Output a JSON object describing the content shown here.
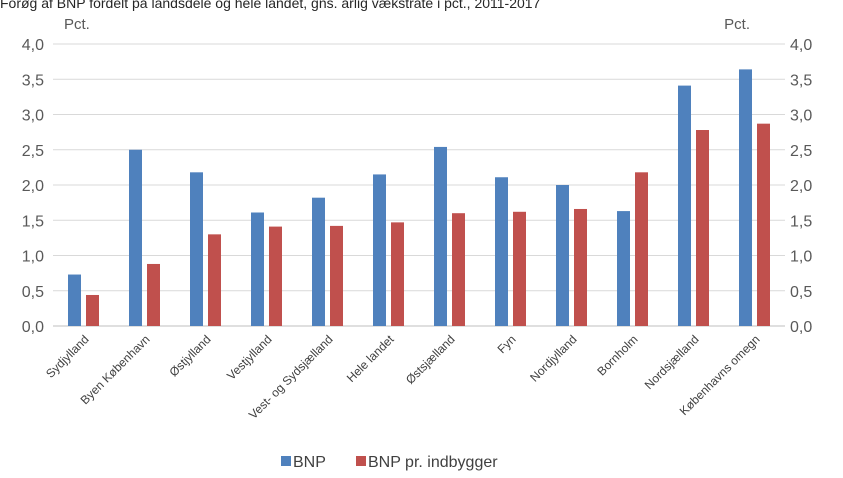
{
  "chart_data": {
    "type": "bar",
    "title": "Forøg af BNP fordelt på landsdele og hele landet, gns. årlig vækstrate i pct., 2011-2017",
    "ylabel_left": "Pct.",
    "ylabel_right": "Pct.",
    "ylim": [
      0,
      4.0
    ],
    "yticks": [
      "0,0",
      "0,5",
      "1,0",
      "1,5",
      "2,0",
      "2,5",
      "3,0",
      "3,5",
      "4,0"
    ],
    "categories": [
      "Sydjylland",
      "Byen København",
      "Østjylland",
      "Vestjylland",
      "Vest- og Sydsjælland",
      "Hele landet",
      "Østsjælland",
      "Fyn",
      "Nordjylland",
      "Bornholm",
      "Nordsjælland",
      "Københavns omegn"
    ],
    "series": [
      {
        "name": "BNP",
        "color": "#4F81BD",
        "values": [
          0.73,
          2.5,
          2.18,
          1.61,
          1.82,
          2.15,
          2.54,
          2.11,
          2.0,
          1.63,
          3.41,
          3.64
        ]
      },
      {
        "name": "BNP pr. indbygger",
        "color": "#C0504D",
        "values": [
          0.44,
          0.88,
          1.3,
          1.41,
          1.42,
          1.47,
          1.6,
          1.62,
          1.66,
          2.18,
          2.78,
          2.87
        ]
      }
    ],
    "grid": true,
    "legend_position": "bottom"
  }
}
:::
STATED EXERCISE:
Set down the material exactly, every line of it, except for the pictures.

TASK ANSWER:
Output a JSON object describing the content shown here.
{
  "chart_data": {
    "type": "bar",
    "title": "Forøg af BNP fordelt på landsdele og hele landet, gns. årlig vækstrate i pct., 2011-2017",
    "ylabel_left": "Pct.",
    "ylabel_right": "Pct.",
    "ylim": [
      0,
      4.0
    ],
    "yticks": [
      "0,0",
      "0,5",
      "1,0",
      "1,5",
      "2,0",
      "2,5",
      "3,0",
      "3,5",
      "4,0"
    ],
    "categories": [
      "Sydjylland",
      "Byen København",
      "Østjylland",
      "Vestjylland",
      "Vest- og Sydsjælland",
      "Hele landet",
      "Østsjælland",
      "Fyn",
      "Nordjylland",
      "Bornholm",
      "Nordsjælland",
      "Københavns omegn"
    ],
    "series": [
      {
        "name": "BNP",
        "color": "#4F81BD",
        "values": [
          0.73,
          2.5,
          2.18,
          1.61,
          1.82,
          2.15,
          2.54,
          2.11,
          2.0,
          1.63,
          3.41,
          3.64
        ]
      },
      {
        "name": "BNP pr. indbygger",
        "color": "#C0504D",
        "values": [
          0.44,
          0.88,
          1.3,
          1.41,
          1.42,
          1.47,
          1.6,
          1.62,
          1.66,
          2.18,
          2.78,
          2.87
        ]
      }
    ],
    "grid": true,
    "legend_position": "bottom"
  }
}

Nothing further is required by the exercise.